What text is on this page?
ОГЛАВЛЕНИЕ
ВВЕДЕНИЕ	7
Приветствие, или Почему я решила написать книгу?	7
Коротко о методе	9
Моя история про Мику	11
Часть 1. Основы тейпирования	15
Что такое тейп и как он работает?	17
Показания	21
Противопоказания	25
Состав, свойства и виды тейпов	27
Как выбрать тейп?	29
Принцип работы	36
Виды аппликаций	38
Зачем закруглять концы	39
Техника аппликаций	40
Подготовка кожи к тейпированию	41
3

#### JOB
Reproduce every record above exactly as it appears.

#### SOLUTION
What text is on this page?
ОГЛАВЛЕНИЕ
ВВЕДЕНИЕ	7
Приветствие, или Почему я решила написать книгу?	7
Коротко о методе	9
Моя история про Мику	11
Часть 1. Основы тейпирования	15
Что такое тейп и как он работает?	17
Показания	21
Противопоказания	25
Состав, свойства и виды тейпов	27
Как выбрать тейп?	29
Принцип работы	36
Виды аппликаций	38
Зачем закруглять концы	39
Техника аппликаций	40
Подготовка кожи к тейпированию	41
3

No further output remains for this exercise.